■ **EXTRAIT À LIRE**:
==========

Le lazzarone se lève et suit l'officier; tous deux disparaissent à l'angle de la première rue. Un instant après, le lazzarone revient tenant sa rançon à la main.
—Qu'est-ce que c'est que cela? demande le sbire.
—Un mouchoir, répond le lazzarone.
—Voilà tout?
—Comment, voilà tout? c'est de la batiste!
—Est-ce qu'il n'en avait qu'un seul[1]?
—Un seul dans cette poche-là.
—Et dans l'autre?
—Dans l'autre il avait son foulard.
—Pourquoi ne l'as-tu pas apporté?
—Celui-là, je le garde pour moi, excellence.
—Comment, pour toi?
—Oui. N'est-il pas convenu que nous partageons?
—Eh bien?
—Eh bien! chacun sa poche.
—J'ai droit à tout.
—A la moitié, excellence.
—Je veux le foulard.
—Mais, excellence…
—Je veux le foulard!
—C'est une injustice.
—Ah! tu dis du mal des employés du gouvernement. En prison, drôle! en prison!

==========

■ **CONSIGNES**:
**1.** Dans l'extrait à lire, de quelle étoffe le lazzarone dit-il qu'est fait le mouchoir qu'il rapporte ?
**2.** Poursuivez la dispute entre le lazzarone et le sbire après la dernière réplique de l'extrait à lire.

■ **DONNÉES**:
==========

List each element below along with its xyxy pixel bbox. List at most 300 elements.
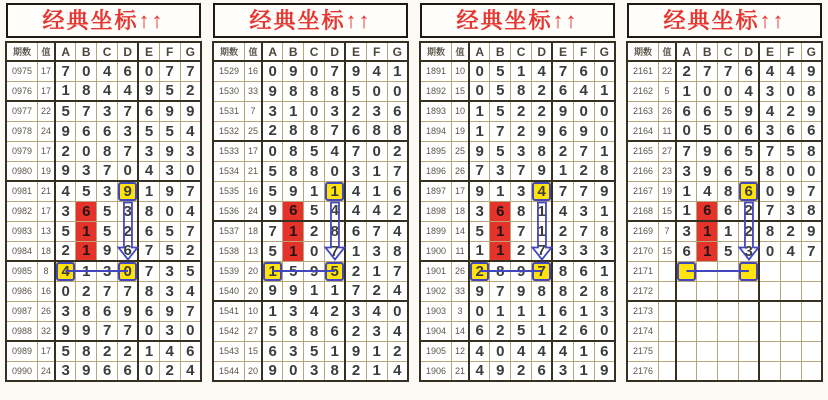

==========

■ **RÉPONSES**:
**1.** De la batiste.

**2.**
—Vous aurez le foulard, excellence.
—Je veux celui de l'officier.
—Vous aurez celui de l'officier.
—Où le retrouveras-tu!
—Il était allé chez sa maîtresse, rue de Foria; je vais l'attendre à la porte.
Le lazzarone remonte la rue, disparaît, et va s'embusquer dans une grande porte de la rue de Foria.
Au bout d'un instant, le jeune officier sort; il n'a pas fait dix pas qu'il fouille à sa poche et s'aperçoit qu'elle est vide.
—Pardon, excellence, dit le lazzarone, vous cherchez quelque chose?
—J'ai perdu un mouchoir de batiste.
—Votre excellence ne l'a pas perdu, on le lui a volé.
—Et quel est le brigand?…
—Qu'est-ce que votre excellence me donnera si je lui trouve son voleur?
—Je te donnerai une piastre!
—J'en veux deux.
—Va pour deux piastres. Eh bien! que fais-tu?
—Je vous vole votre foulard?
—Pour me faire retrouver mon mouchoir?
—Oui.
—Et où seront-ils tous les deux?
—Dans la même poche. Celui à qui je donnerai votre foulard est celui à qui j'ai déjà donné votre mouchoir.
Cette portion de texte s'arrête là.